##### STORED ROWS #####
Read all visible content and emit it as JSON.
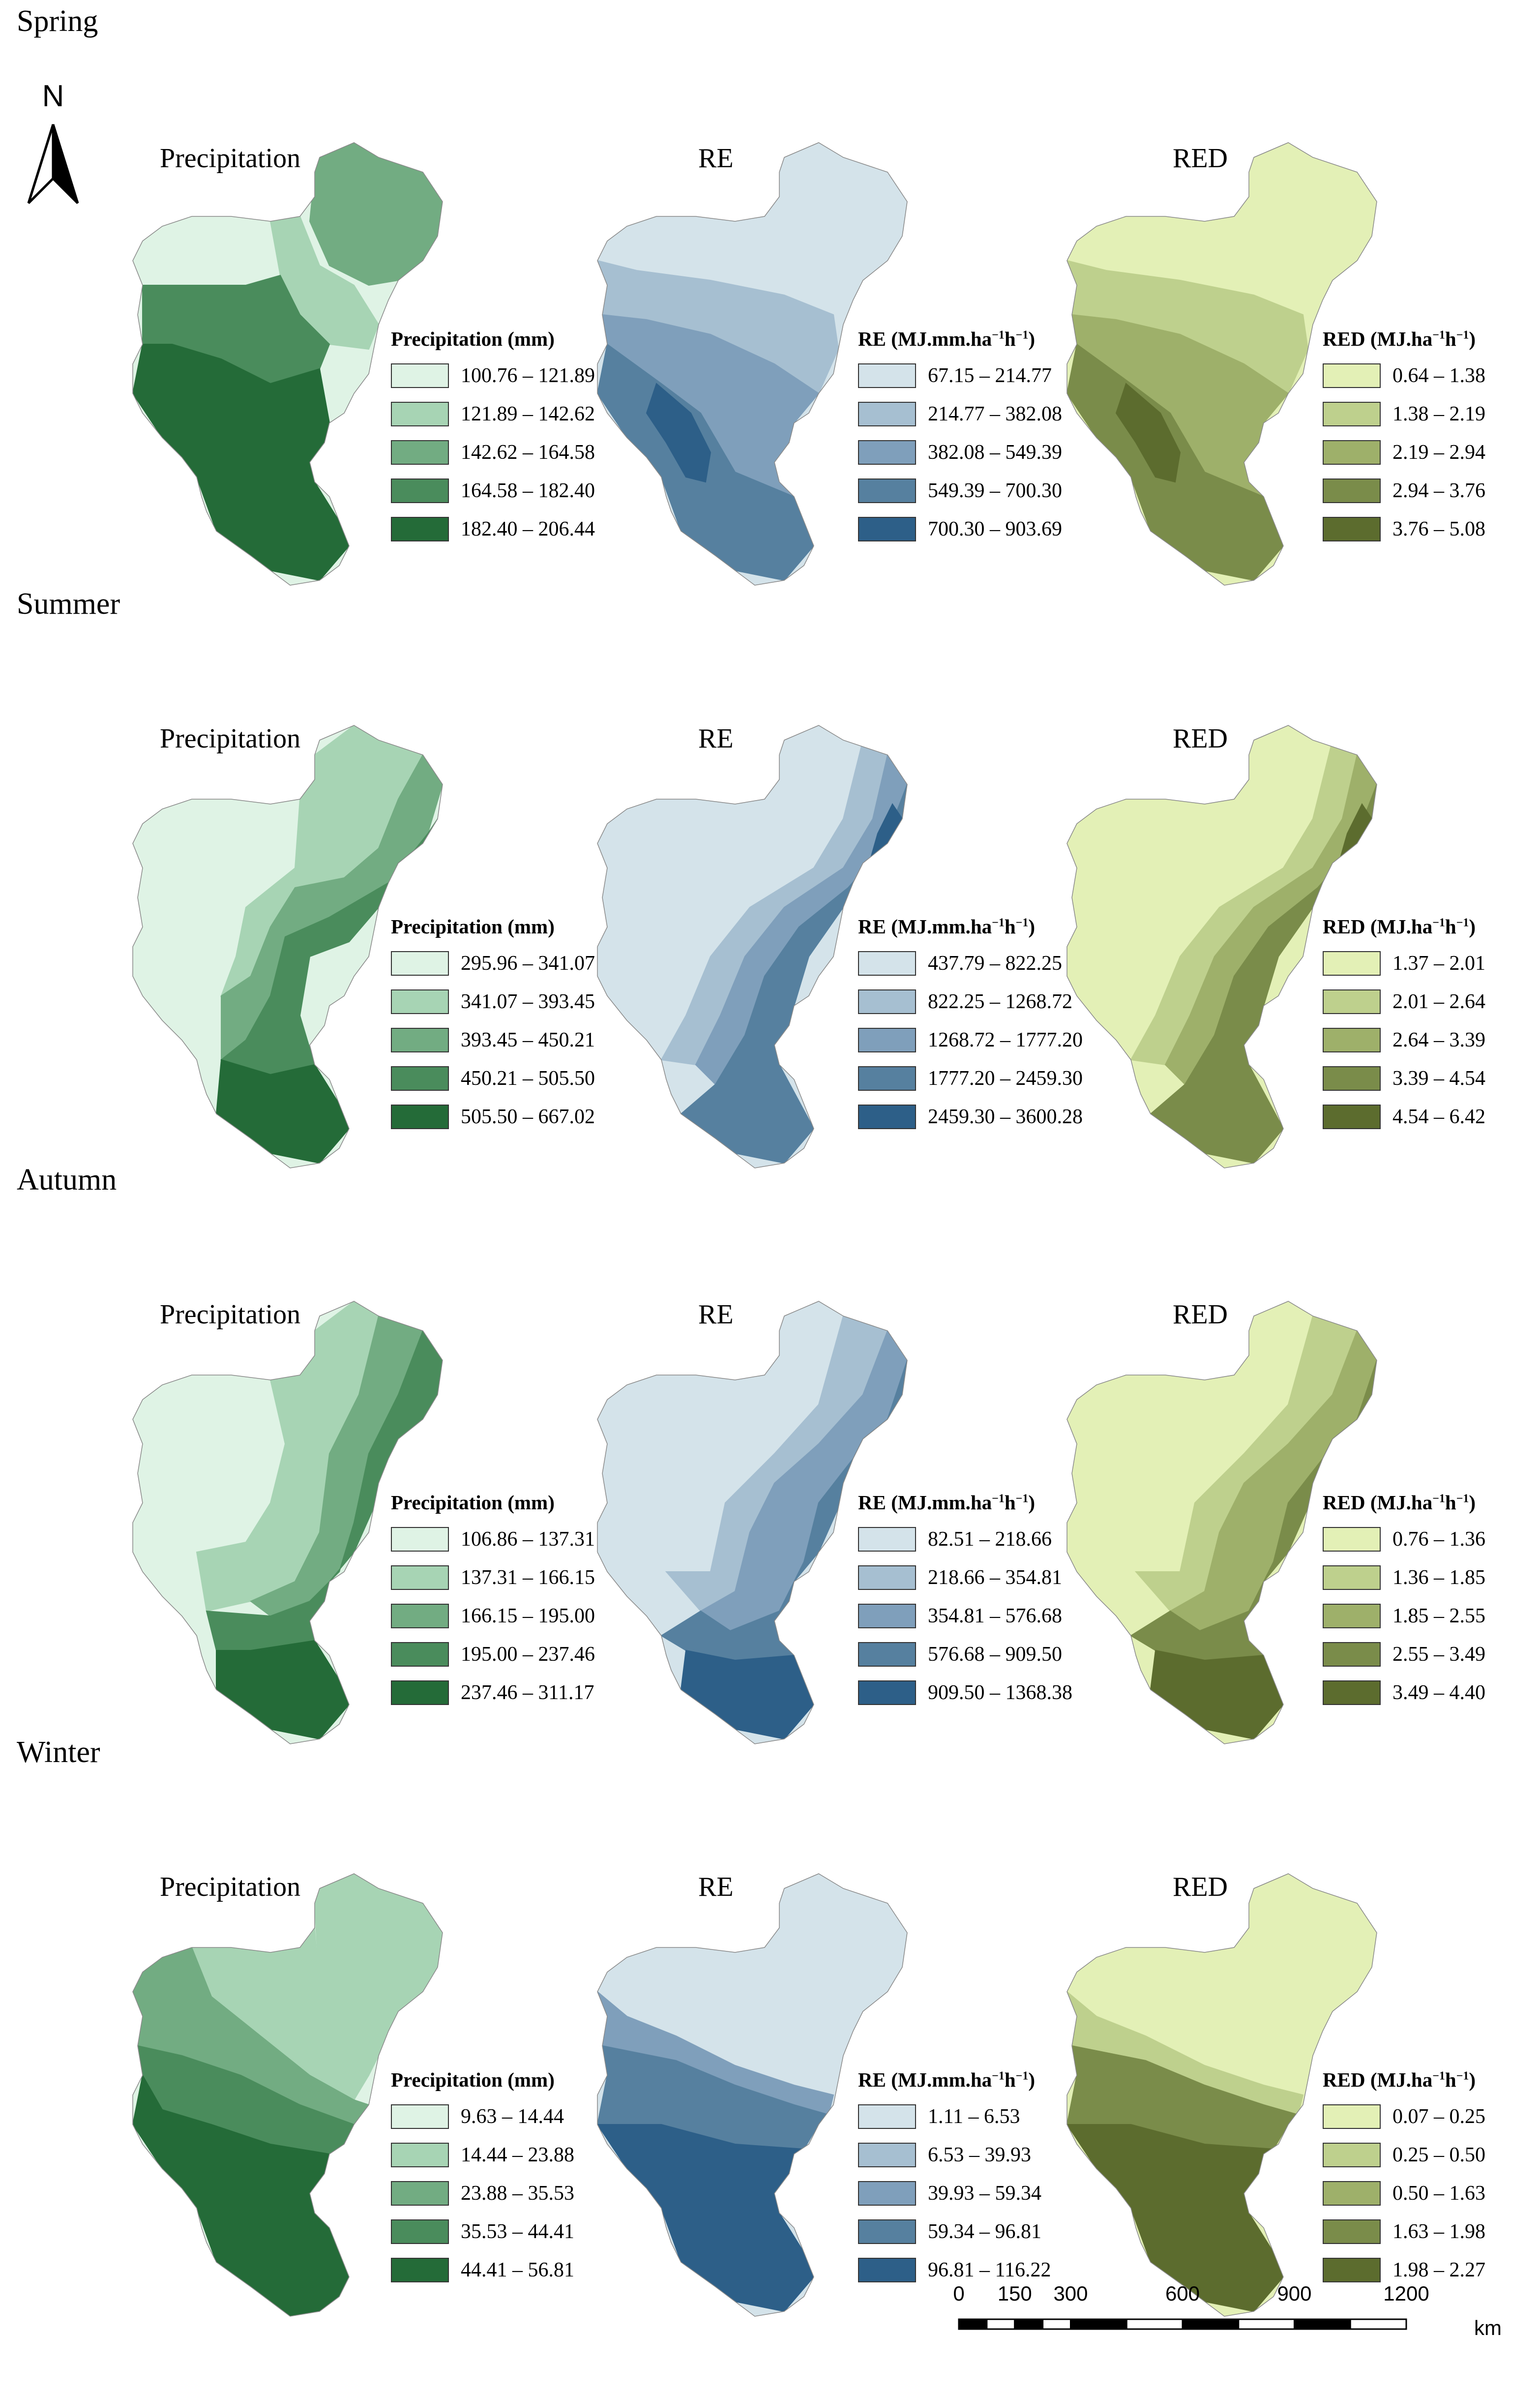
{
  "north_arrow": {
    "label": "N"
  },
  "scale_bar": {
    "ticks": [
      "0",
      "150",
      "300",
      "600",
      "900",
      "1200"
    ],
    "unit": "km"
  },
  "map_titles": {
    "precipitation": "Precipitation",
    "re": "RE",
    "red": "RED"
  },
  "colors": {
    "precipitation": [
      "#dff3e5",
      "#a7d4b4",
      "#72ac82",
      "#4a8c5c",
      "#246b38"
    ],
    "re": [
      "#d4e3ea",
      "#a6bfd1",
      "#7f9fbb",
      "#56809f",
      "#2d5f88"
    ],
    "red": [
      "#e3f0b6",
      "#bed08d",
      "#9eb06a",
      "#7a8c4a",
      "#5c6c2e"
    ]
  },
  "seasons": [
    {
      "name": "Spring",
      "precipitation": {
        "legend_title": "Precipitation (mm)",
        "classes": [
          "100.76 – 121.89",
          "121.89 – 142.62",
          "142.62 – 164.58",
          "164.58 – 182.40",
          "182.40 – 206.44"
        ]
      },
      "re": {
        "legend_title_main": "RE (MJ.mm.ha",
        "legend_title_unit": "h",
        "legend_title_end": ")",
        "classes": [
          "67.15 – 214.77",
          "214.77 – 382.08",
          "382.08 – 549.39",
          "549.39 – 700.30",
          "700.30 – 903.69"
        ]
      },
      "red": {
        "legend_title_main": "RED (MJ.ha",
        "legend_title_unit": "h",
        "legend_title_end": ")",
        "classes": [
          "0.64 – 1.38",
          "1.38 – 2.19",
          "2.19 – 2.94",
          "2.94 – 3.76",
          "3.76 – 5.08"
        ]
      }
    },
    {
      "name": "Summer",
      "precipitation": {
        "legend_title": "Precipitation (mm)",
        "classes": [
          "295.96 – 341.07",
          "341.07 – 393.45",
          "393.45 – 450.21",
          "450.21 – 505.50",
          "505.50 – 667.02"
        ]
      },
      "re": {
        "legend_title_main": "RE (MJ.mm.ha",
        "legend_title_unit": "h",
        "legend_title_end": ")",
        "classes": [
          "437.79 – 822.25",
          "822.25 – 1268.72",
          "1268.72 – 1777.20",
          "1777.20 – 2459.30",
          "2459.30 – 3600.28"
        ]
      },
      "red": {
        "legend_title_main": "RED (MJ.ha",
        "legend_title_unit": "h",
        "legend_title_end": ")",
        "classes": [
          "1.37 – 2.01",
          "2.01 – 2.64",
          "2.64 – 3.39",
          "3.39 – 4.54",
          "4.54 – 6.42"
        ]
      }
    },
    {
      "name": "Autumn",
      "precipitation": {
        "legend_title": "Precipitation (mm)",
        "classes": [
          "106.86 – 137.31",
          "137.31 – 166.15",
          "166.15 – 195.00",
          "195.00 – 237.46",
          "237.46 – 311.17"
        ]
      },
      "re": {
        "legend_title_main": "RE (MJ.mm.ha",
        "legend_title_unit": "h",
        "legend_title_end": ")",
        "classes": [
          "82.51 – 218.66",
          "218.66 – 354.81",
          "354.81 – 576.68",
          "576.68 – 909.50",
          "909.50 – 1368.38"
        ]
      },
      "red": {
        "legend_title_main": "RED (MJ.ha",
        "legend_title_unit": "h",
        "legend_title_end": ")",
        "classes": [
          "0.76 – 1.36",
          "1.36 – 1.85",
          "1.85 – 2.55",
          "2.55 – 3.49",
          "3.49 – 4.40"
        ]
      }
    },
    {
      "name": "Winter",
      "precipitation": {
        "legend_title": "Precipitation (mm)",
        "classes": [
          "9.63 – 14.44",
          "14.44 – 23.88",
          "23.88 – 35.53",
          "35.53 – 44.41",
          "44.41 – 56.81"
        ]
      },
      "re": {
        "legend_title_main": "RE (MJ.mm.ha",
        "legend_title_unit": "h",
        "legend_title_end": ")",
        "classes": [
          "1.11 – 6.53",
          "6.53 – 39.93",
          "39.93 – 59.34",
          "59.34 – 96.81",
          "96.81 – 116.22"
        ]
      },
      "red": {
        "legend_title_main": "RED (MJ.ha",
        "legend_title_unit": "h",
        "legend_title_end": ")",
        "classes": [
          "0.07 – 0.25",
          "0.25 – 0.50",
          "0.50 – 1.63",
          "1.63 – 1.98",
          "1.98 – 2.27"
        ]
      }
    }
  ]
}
#####
TASK TO COMPLETE: Copy each line from the data above that includes "name".

FINISHED EXERCISE:
      "name": "Spring",
      "name": "Summer",
      "name": "Autumn",
      "name": "Winter",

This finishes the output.